__Exercise aim__:
Make an exact transcription of the material, leaving out all images.

__The input__:
- - - - -

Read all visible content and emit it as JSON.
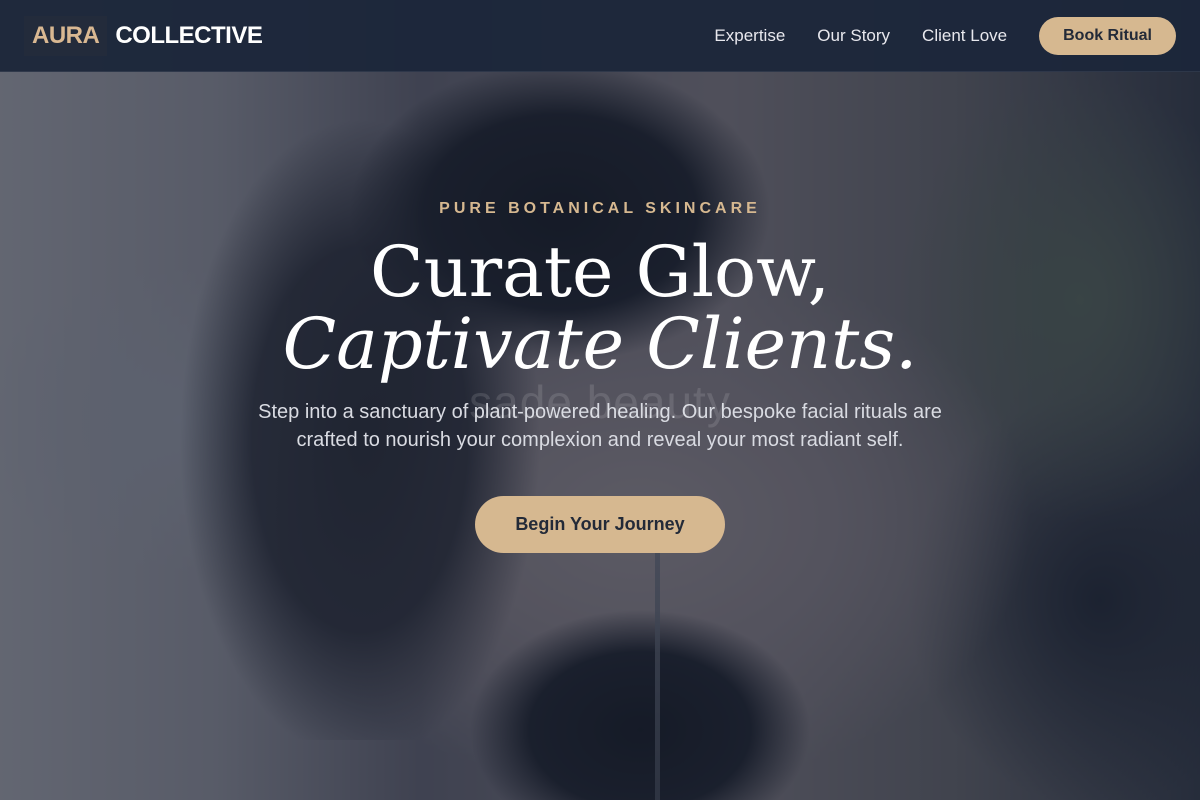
{
  "header": {
    "logo": {
      "part1": "AURA",
      "part2": "COLLECTIVE"
    },
    "nav": [
      {
        "label": "Expertise"
      },
      {
        "label": "Our Story"
      },
      {
        "label": "Client Love"
      }
    ],
    "cta_label": "Book Ritual"
  },
  "hero": {
    "eyebrow": "PURE BOTANICAL SKINCARE",
    "headline_line1": "Curate Glow,",
    "headline_line2": "Captivate Clients.",
    "watermark": "sade beauty",
    "subtext": "Step into a sanctuary of plant-powered healing. Our bespoke facial rituals are crafted to nourish your complexion and reveal your most radiant self.",
    "cta_label": "Begin Your Journey"
  },
  "colors": {
    "accent": "#d6b890",
    "header_bg": "#1c263a",
    "text_light": "#ffffff"
  }
}
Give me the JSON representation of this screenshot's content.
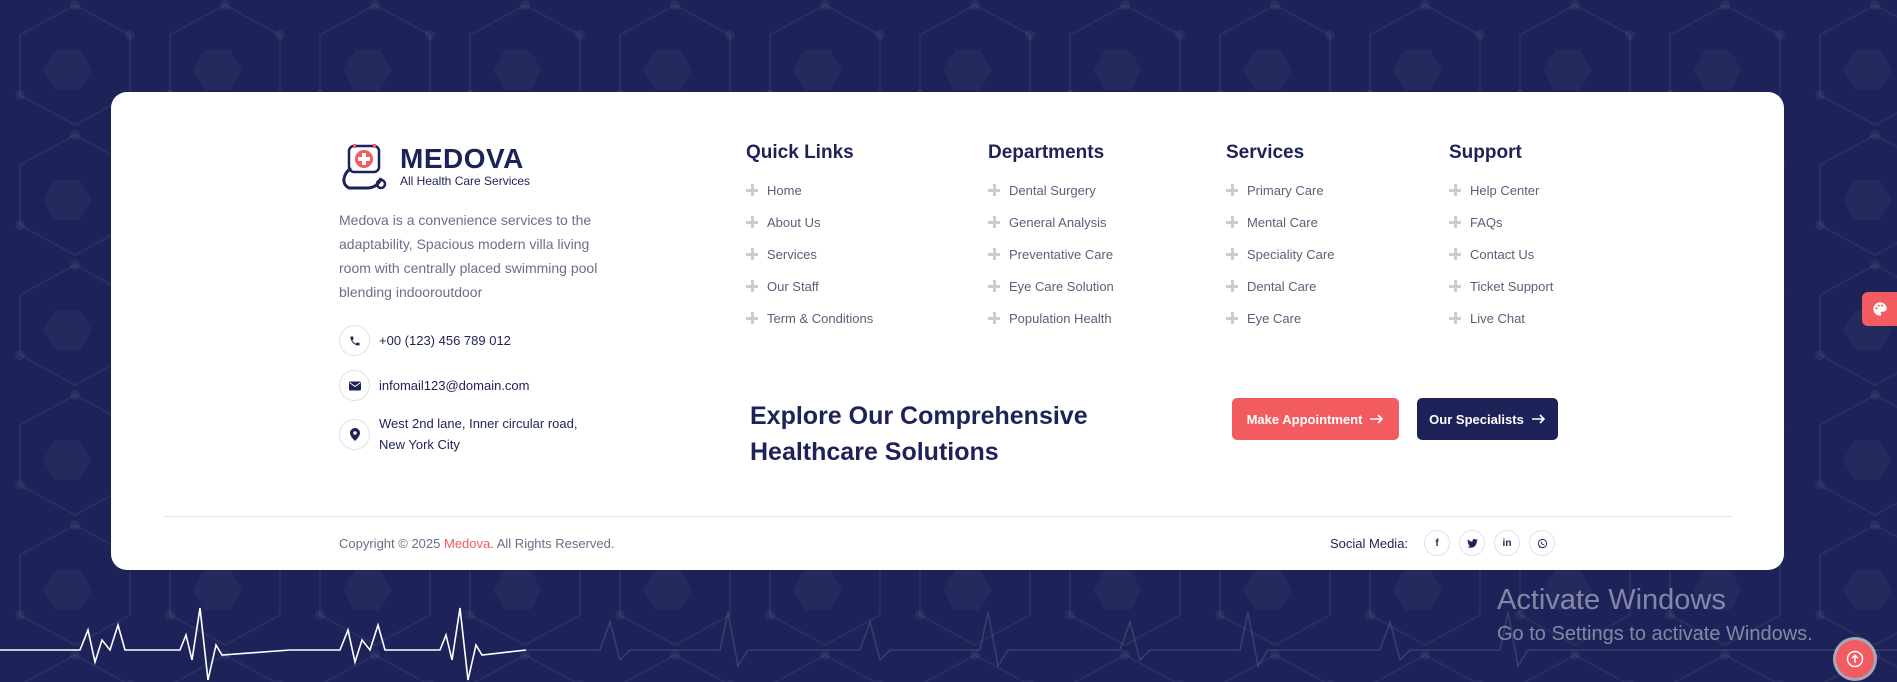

- - - - -

__Task output__:
Read all visible content and emit it as JSON.
{
  "header": {
    "logo": {
      "part1": "AURA",
      "part2": "COLLECTIVE"
    },
    "nav": [
      {
        "label": "Expertise"
      },
      {
        "label": "Our Story"
      },
      {
        "label": "Client Love"
      }
    ],
    "cta_label": "Book Ritual"
  },
  "hero": {
    "eyebrow": "PURE BOTANICAL SKINCARE",
    "headline_line1": "Curate Glow,",
    "headline_line2": "Captivate Clients.",
    "watermark": "sade beauty",
    "subtext": "Step into a sanctuary of plant-powered healing. Our bespoke facial rituals are crafted to nourish your complexion and reveal your most radiant self.",
    "cta_label": "Begin Your Journey"
  },
  "colors": {
    "accent": "#d6b890",
    "header_bg": "#1c263a",
    "text_light": "#ffffff"
  }
}
Give me the JSON representation of this screenshot's content.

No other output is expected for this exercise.